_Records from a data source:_
-- Start --
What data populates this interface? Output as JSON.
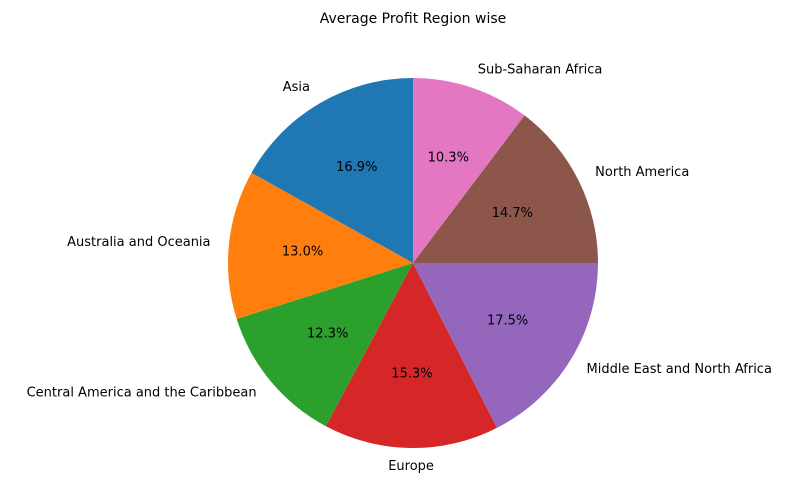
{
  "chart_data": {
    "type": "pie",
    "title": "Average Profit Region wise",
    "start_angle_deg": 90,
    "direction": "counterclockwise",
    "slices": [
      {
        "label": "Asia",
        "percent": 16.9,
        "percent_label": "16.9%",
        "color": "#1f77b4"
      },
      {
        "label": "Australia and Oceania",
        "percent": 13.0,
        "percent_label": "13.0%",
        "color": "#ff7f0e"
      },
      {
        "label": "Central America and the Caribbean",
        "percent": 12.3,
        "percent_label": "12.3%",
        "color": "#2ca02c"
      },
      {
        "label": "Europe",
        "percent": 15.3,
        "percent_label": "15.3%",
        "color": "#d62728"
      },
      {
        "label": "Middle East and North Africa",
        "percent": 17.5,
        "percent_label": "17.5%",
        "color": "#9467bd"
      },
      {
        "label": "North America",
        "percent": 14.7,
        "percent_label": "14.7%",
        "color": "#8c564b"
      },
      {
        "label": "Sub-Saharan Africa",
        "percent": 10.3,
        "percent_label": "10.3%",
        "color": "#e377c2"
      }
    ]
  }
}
-- End --
_EXERCISE:_ Go through the records and show every line with the string "Africa" in it.

_ANSWER FOR THE TASK:_
        "label": "Middle East and North Africa",
        "label": "Sub-Saharan Africa",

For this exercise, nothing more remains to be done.